§ **What you need to do**
Will you give the material below again, every line exactly as it is?

§ **Provided information**
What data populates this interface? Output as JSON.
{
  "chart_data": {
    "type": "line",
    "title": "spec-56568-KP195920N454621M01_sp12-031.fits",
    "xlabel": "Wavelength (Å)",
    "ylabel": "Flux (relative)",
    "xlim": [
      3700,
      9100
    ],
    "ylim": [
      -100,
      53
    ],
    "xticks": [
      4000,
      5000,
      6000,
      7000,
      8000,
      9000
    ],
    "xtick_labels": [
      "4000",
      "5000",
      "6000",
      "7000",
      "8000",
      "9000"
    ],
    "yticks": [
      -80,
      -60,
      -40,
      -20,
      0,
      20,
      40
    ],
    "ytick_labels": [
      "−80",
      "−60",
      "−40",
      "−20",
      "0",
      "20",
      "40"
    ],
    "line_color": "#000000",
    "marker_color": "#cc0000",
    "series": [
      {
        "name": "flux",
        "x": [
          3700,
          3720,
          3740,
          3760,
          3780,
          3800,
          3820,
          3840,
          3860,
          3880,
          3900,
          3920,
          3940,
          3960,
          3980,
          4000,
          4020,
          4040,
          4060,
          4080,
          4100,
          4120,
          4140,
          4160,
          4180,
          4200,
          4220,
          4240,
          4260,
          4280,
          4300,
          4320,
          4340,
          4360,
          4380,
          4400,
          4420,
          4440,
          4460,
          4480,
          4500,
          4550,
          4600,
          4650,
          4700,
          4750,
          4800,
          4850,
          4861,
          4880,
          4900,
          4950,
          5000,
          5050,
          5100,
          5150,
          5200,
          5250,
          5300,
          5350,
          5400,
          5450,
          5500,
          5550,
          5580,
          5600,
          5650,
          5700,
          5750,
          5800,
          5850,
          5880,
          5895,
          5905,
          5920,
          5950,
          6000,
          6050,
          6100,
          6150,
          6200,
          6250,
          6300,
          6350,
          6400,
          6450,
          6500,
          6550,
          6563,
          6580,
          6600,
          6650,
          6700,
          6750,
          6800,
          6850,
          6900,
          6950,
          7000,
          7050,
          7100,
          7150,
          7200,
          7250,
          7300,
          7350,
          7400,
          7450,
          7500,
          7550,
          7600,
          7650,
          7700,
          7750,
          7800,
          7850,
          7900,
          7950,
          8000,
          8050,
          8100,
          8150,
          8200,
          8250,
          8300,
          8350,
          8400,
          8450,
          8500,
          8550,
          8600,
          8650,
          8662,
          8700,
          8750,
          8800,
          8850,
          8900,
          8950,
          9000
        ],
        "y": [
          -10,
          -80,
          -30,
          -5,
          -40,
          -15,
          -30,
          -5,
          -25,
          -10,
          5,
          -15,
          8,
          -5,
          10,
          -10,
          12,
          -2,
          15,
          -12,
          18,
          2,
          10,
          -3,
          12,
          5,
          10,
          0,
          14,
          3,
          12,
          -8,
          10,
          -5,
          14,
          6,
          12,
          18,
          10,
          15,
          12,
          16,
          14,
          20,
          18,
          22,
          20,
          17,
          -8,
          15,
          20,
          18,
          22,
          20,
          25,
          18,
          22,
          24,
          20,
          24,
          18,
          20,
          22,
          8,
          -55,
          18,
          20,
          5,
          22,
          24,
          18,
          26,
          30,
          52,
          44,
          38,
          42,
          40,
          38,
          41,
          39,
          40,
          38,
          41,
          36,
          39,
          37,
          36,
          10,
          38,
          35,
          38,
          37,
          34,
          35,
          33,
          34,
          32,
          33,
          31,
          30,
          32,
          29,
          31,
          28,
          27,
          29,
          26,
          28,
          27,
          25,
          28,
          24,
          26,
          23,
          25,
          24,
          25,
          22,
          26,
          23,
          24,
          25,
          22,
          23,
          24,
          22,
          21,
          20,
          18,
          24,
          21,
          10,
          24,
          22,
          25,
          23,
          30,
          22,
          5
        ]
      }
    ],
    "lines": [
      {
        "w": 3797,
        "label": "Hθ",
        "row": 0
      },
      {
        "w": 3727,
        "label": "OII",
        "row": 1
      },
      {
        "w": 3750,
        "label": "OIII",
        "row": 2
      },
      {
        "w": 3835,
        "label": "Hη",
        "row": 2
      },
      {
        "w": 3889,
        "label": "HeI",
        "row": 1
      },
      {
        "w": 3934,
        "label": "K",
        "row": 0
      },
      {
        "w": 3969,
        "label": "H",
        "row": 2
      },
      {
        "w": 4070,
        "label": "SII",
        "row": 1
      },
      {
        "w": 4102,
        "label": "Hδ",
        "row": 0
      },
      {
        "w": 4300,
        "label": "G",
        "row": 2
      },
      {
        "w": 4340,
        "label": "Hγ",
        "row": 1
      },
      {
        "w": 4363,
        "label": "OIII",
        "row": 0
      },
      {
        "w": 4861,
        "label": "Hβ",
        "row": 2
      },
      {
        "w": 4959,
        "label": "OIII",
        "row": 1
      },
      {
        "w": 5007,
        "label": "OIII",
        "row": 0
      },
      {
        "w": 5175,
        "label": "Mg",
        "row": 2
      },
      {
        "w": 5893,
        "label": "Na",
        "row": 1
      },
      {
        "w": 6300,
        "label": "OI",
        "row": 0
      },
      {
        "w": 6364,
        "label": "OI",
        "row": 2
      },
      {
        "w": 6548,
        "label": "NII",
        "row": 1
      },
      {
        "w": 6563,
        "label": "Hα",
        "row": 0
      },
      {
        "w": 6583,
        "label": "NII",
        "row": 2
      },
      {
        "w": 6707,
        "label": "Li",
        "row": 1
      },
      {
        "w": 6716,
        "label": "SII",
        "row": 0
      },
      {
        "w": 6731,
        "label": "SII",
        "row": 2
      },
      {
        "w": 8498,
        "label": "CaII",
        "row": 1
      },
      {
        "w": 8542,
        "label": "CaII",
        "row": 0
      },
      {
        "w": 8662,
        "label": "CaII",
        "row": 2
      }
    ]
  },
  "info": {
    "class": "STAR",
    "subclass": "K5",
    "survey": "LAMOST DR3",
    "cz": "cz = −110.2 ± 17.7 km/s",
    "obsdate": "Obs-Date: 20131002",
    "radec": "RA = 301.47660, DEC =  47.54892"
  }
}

§ **Solution**
What data populates this interface? Output as JSON.
{
  "chart_data": {
    "type": "line",
    "title": "spec-56568-KP195920N454621M01_sp12-031.fits",
    "xlabel": "Wavelength (Å)",
    "ylabel": "Flux (relative)",
    "xlim": [
      3700,
      9100
    ],
    "ylim": [
      -100,
      53
    ],
    "xticks": [
      4000,
      5000,
      6000,
      7000,
      8000,
      9000
    ],
    "xtick_labels": [
      "4000",
      "5000",
      "6000",
      "7000",
      "8000",
      "9000"
    ],
    "yticks": [
      -80,
      -60,
      -40,
      -20,
      0,
      20,
      40
    ],
    "ytick_labels": [
      "−80",
      "−60",
      "−40",
      "−20",
      "0",
      "20",
      "40"
    ],
    "line_color": "#000000",
    "marker_color": "#cc0000",
    "series": [
      {
        "name": "flux",
        "x": [
          3700,
          3720,
          3740,
          3760,
          3780,
          3800,
          3820,
          3840,
          3860,
          3880,
          3900,
          3920,
          3940,
          3960,
          3980,
          4000,
          4020,
          4040,
          4060,
          4080,
          4100,
          4120,
          4140,
          4160,
          4180,
          4200,
          4220,
          4240,
          4260,
          4280,
          4300,
          4320,
          4340,
          4360,
          4380,
          4400,
          4420,
          4440,
          4460,
          4480,
          4500,
          4550,
          4600,
          4650,
          4700,
          4750,
          4800,
          4850,
          4861,
          4880,
          4900,
          4950,
          5000,
          5050,
          5100,
          5150,
          5200,
          5250,
          5300,
          5350,
          5400,
          5450,
          5500,
          5550,
          5580,
          5600,
          5650,
          5700,
          5750,
          5800,
          5850,
          5880,
          5895,
          5905,
          5920,
          5950,
          6000,
          6050,
          6100,
          6150,
          6200,
          6250,
          6300,
          6350,
          6400,
          6450,
          6500,
          6550,
          6563,
          6580,
          6600,
          6650,
          6700,
          6750,
          6800,
          6850,
          6900,
          6950,
          7000,
          7050,
          7100,
          7150,
          7200,
          7250,
          7300,
          7350,
          7400,
          7450,
          7500,
          7550,
          7600,
          7650,
          7700,
          7750,
          7800,
          7850,
          7900,
          7950,
          8000,
          8050,
          8100,
          8150,
          8200,
          8250,
          8300,
          8350,
          8400,
          8450,
          8500,
          8550,
          8600,
          8650,
          8662,
          8700,
          8750,
          8800,
          8850,
          8900,
          8950,
          9000
        ],
        "y": [
          -10,
          -80,
          -30,
          -5,
          -40,
          -15,
          -30,
          -5,
          -25,
          -10,
          5,
          -15,
          8,
          -5,
          10,
          -10,
          12,
          -2,
          15,
          -12,
          18,
          2,
          10,
          -3,
          12,
          5,
          10,
          0,
          14,
          3,
          12,
          -8,
          10,
          -5,
          14,
          6,
          12,
          18,
          10,
          15,
          12,
          16,
          14,
          20,
          18,
          22,
          20,
          17,
          -8,
          15,
          20,
          18,
          22,
          20,
          25,
          18,
          22,
          24,
          20,
          24,
          18,
          20,
          22,
          8,
          -55,
          18,
          20,
          5,
          22,
          24,
          18,
          26,
          30,
          52,
          44,
          38,
          42,
          40,
          38,
          41,
          39,
          40,
          38,
          41,
          36,
          39,
          37,
          36,
          10,
          38,
          35,
          38,
          37,
          34,
          35,
          33,
          34,
          32,
          33,
          31,
          30,
          32,
          29,
          31,
          28,
          27,
          29,
          26,
          28,
          27,
          25,
          28,
          24,
          26,
          23,
          25,
          24,
          25,
          22,
          26,
          23,
          24,
          25,
          22,
          23,
          24,
          22,
          21,
          20,
          18,
          24,
          21,
          10,
          24,
          22,
          25,
          23,
          30,
          22,
          5
        ]
      }
    ],
    "lines": [
      {
        "w": 3797,
        "label": "Hθ",
        "row": 0
      },
      {
        "w": 3727,
        "label": "OII",
        "row": 1
      },
      {
        "w": 3750,
        "label": "OIII",
        "row": 2
      },
      {
        "w": 3835,
        "label": "Hη",
        "row": 2
      },
      {
        "w": 3889,
        "label": "HeI",
        "row": 1
      },
      {
        "w": 3934,
        "label": "K",
        "row": 0
      },
      {
        "w": 3969,
        "label": "H",
        "row": 2
      },
      {
        "w": 4070,
        "label": "SII",
        "row": 1
      },
      {
        "w": 4102,
        "label": "Hδ",
        "row": 0
      },
      {
        "w": 4300,
        "label": "G",
        "row": 2
      },
      {
        "w": 4340,
        "label": "Hγ",
        "row": 1
      },
      {
        "w": 4363,
        "label": "OIII",
        "row": 0
      },
      {
        "w": 4861,
        "label": "Hβ",
        "row": 2
      },
      {
        "w": 4959,
        "label": "OIII",
        "row": 1
      },
      {
        "w": 5007,
        "label": "OIII",
        "row": 0
      },
      {
        "w": 5175,
        "label": "Mg",
        "row": 2
      },
      {
        "w": 5893,
        "label": "Na",
        "row": 1
      },
      {
        "w": 6300,
        "label": "OI",
        "row": 0
      },
      {
        "w": 6364,
        "label": "OI",
        "row": 2
      },
      {
        "w": 6548,
        "label": "NII",
        "row": 1
      },
      {
        "w": 6563,
        "label": "Hα",
        "row": 0
      },
      {
        "w": 6583,
        "label": "NII",
        "row": 2
      },
      {
        "w": 6707,
        "label": "Li",
        "row": 1
      },
      {
        "w": 6716,
        "label": "SII",
        "row": 0
      },
      {
        "w": 6731,
        "label": "SII",
        "row": 2
      },
      {
        "w": 8498,
        "label": "CaII",
        "row": 1
      },
      {
        "w": 8542,
        "label": "CaII",
        "row": 0
      },
      {
        "w": 8662,
        "label": "CaII",
        "row": 2
      }
    ]
  },
  "info": {
    "class": "STAR",
    "subclass": "K5",
    "survey": "LAMOST DR3",
    "cz": "cz = −110.2 ± 17.7 km/s",
    "obsdate": "Obs-Date: 20131002",
    "radec": "RA = 301.47660, DEC =  47.54892"
  }
}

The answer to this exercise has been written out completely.